◆ **TASK GOAL**:
Below is the data. Give it again, complete and exact.

◆ **THE DATA**:

-----

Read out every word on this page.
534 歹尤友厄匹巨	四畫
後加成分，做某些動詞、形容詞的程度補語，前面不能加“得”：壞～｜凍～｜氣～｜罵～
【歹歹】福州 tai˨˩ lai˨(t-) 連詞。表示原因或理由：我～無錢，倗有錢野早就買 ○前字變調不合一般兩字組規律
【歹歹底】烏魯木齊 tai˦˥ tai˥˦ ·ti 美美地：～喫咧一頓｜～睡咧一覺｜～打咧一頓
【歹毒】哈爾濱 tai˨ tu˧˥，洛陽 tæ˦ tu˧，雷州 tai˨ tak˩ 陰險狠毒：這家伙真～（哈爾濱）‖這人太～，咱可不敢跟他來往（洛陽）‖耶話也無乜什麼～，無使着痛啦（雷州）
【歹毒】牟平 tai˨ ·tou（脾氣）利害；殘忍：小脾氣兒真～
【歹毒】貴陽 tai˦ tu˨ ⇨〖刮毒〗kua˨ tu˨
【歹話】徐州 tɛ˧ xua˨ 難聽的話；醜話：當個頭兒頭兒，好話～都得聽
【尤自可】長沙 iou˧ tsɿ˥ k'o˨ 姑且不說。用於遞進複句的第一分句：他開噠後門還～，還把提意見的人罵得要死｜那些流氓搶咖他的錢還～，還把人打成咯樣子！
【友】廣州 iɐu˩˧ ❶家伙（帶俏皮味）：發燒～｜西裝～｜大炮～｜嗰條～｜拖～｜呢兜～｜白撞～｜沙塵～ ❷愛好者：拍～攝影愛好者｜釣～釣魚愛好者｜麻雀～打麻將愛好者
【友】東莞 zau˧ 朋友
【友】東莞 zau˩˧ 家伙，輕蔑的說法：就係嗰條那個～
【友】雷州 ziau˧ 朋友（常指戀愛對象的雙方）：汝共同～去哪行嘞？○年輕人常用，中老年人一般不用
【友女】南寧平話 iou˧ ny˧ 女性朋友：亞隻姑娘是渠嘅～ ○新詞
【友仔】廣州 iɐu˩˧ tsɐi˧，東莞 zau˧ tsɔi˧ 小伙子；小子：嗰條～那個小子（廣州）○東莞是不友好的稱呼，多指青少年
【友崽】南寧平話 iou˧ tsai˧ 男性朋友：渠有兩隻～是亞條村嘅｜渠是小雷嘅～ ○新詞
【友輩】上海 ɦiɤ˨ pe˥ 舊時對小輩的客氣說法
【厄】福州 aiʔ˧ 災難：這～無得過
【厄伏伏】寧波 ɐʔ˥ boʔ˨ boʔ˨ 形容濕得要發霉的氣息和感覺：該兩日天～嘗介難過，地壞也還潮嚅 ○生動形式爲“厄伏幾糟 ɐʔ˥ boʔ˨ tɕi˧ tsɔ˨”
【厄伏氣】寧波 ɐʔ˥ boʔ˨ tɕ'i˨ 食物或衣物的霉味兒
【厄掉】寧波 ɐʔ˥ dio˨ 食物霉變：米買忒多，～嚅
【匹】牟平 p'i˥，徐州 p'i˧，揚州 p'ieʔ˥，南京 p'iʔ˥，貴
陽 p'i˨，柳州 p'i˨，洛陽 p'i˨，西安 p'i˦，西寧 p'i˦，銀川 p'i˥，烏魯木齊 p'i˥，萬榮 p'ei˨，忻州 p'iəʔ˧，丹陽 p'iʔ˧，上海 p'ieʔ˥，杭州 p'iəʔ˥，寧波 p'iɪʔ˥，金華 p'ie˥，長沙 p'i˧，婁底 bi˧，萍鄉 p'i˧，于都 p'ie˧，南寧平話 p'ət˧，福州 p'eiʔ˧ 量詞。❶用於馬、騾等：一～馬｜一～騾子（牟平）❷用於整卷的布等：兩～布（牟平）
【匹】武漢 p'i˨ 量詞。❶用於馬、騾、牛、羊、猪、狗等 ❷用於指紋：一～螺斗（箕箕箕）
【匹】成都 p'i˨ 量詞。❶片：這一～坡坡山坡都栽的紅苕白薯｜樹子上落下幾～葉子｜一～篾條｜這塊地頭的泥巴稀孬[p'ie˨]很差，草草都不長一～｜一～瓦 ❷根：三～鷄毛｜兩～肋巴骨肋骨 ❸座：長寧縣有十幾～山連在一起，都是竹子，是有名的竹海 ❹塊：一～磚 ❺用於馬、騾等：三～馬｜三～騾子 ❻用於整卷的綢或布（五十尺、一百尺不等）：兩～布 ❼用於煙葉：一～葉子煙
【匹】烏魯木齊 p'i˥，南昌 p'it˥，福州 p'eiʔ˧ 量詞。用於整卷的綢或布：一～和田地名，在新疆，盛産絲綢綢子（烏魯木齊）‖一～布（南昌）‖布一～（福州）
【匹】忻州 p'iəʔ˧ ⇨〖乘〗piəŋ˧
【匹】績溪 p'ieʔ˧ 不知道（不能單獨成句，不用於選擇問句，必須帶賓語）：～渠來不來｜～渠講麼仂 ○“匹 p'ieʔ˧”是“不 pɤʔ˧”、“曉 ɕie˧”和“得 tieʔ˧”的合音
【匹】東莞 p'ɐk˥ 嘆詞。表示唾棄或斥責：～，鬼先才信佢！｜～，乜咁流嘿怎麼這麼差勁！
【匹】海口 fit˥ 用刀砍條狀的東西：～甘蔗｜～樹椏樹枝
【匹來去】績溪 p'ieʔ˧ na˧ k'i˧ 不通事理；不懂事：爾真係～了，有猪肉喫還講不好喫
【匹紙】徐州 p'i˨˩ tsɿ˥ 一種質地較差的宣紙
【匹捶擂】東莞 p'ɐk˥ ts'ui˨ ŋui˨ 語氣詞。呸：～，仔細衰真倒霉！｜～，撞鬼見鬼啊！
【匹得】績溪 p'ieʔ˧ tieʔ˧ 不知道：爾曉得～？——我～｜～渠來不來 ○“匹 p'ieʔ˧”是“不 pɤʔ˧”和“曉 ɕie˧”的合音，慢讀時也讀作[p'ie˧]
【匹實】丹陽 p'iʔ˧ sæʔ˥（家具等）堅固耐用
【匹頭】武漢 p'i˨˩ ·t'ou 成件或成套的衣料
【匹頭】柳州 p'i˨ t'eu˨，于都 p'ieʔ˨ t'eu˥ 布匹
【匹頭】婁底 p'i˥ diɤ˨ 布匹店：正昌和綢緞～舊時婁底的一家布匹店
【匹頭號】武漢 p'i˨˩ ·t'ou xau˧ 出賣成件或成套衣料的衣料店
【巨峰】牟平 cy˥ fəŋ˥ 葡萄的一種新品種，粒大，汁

-----

◆ **EXERCISE OUTPUT**:
Read out every word on this page.
534 歹尤友厄匹巨	四畫
後加成分，做某些動詞、形容詞的程度補語，前面不能加“得”：壞～｜凍～｜氣～｜罵～
【歹歹】福州 tai˨˩ lai˨(t-) 連詞。表示原因或理由：我～無錢，倗有錢野早就買 ○前字變調不合一般兩字組規律
【歹歹底】烏魯木齊 tai˦˥ tai˥˦ ·ti 美美地：～喫咧一頓｜～睡咧一覺｜～打咧一頓
【歹毒】哈爾濱 tai˨ tu˧˥，洛陽 tæ˦ tu˧，雷州 tai˨ tak˩ 陰險狠毒：這家伙真～（哈爾濱）‖這人太～，咱可不敢跟他來往（洛陽）‖耶話也無乜什麼～，無使着痛啦（雷州）
【歹毒】牟平 tai˨ ·tou（脾氣）利害；殘忍：小脾氣兒真～
【歹毒】貴陽 tai˦ tu˨ ⇨〖刮毒〗kua˨ tu˨
【歹話】徐州 tɛ˧ xua˨ 難聽的話；醜話：當個頭兒頭兒，好話～都得聽
【尤自可】長沙 iou˧ tsɿ˥ k'o˨ 姑且不說。用於遞進複句的第一分句：他開噠後門還～，還把提意見的人罵得要死｜那些流氓搶咖他的錢還～，還把人打成咯樣子！
【友】廣州 iɐu˩˧ ❶家伙（帶俏皮味）：發燒～｜西裝～｜大炮～｜嗰條～｜拖～｜呢兜～｜白撞～｜沙塵～ ❷愛好者：拍～攝影愛好者｜釣～釣魚愛好者｜麻雀～打麻將愛好者
【友】東莞 zau˧ 朋友
【友】東莞 zau˩˧ 家伙，輕蔑的說法：就係嗰條那個～
【友】雷州 ziau˧ 朋友（常指戀愛對象的雙方）：汝共同～去哪行嘞？○年輕人常用，中老年人一般不用
【友女】南寧平話 iou˧ ny˧ 女性朋友：亞隻姑娘是渠嘅～ ○新詞
【友仔】廣州 iɐu˩˧ tsɐi˧，東莞 zau˧ tsɔi˧ 小伙子；小子：嗰條～那個小子（廣州）○東莞是不友好的稱呼，多指青少年
【友崽】南寧平話 iou˧ tsai˧ 男性朋友：渠有兩隻～是亞條村嘅｜渠是小雷嘅～ ○新詞
【友輩】上海 ɦiɤ˨ pe˥ 舊時對小輩的客氣說法
【厄】福州 aiʔ˧ 災難：這～無得過
【厄伏伏】寧波 ɐʔ˥ boʔ˨ boʔ˨ 形容濕得要發霉的氣息和感覺：該兩日天～嘗介難過，地壞也還潮嚅 ○生動形式爲“厄伏幾糟 ɐʔ˥ boʔ˨ tɕi˧ tsɔ˨”
【厄伏氣】寧波 ɐʔ˥ boʔ˨ tɕ'i˨ 食物或衣物的霉味兒
【厄掉】寧波 ɐʔ˥ dio˨ 食物霉變：米買忒多，～嚅
【匹】牟平 p'i˥，徐州 p'i˧，揚州 p'ieʔ˥，南京 p'iʔ˥，貴
陽 p'i˨，柳州 p'i˨，洛陽 p'i˨，西安 p'i˦，西寧 p'i˦，銀川 p'i˥，烏魯木齊 p'i˥，萬榮 p'ei˨，忻州 p'iəʔ˧，丹陽 p'iʔ˧，上海 p'ieʔ˥，杭州 p'iəʔ˥，寧波 p'iɪʔ˥，金華 p'ie˥，長沙 p'i˧，婁底 bi˧，萍鄉 p'i˧，于都 p'ie˧，南寧平話 p'ət˧，福州 p'eiʔ˧ 量詞。❶用於馬、騾等：一～馬｜一～騾子（牟平）❷用於整卷的布等：兩～布（牟平）
【匹】武漢 p'i˨ 量詞。❶用於馬、騾、牛、羊、猪、狗等 ❷用於指紋：一～螺斗（箕箕箕）
【匹】成都 p'i˨ 量詞。❶片：這一～坡坡山坡都栽的紅苕白薯｜樹子上落下幾～葉子｜一～篾條｜這塊地頭的泥巴稀孬[p'ie˨]很差，草草都不長一～｜一～瓦 ❷根：三～鷄毛｜兩～肋巴骨肋骨 ❸座：長寧縣有十幾～山連在一起，都是竹子，是有名的竹海 ❹塊：一～磚 ❺用於馬、騾等：三～馬｜三～騾子 ❻用於整卷的綢或布（五十尺、一百尺不等）：兩～布 ❼用於煙葉：一～葉子煙
【匹】烏魯木齊 p'i˥，南昌 p'it˥，福州 p'eiʔ˧ 量詞。用於整卷的綢或布：一～和田地名，在新疆，盛産絲綢綢子（烏魯木齊）‖一～布（南昌）‖布一～（福州）
【匹】忻州 p'iəʔ˧ ⇨〖乘〗piəŋ˧
【匹】績溪 p'ieʔ˧ 不知道（不能單獨成句，不用於選擇問句，必須帶賓語）：～渠來不來｜～渠講麼仂 ○“匹 p'ieʔ˧”是“不 pɤʔ˧”、“曉 ɕie˧”和“得 tieʔ˧”的合音
【匹】東莞 p'ɐk˥ 嘆詞。表示唾棄或斥責：～，鬼先才信佢！｜～，乜咁流嘿怎麼這麼差勁！
【匹】海口 fit˥ 用刀砍條狀的東西：～甘蔗｜～樹椏樹枝
【匹來去】績溪 p'ieʔ˧ na˧ k'i˧ 不通事理；不懂事：爾真係～了，有猪肉喫還講不好喫
【匹紙】徐州 p'i˨˩ tsɿ˥ 一種質地較差的宣紙
【匹捶擂】東莞 p'ɐk˥ ts'ui˨ ŋui˨ 語氣詞。呸：～，仔細衰真倒霉！｜～，撞鬼見鬼啊！
【匹得】績溪 p'ieʔ˧ tieʔ˧ 不知道：爾曉得～？——我～｜～渠來不來 ○“匹 p'ieʔ˧”是“不 pɤʔ˧”和“曉 ɕie˧”的合音，慢讀時也讀作[p'ie˧]
【匹實】丹陽 p'iʔ˧ sæʔ˥（家具等）堅固耐用
【匹頭】武漢 p'i˨˩ ·t'ou 成件或成套的衣料
【匹頭】柳州 p'i˨ t'eu˨，于都 p'ieʔ˨ t'eu˥ 布匹
【匹頭】婁底 p'i˥ diɤ˨ 布匹店：正昌和綢緞～舊時婁底的一家布匹店
【匹頭號】武漢 p'i˨˩ ·t'ou xau˧ 出賣成件或成套衣料的衣料店
【巨峰】牟平 cy˥ fəŋ˥ 葡萄的一種新品種，粒大，汁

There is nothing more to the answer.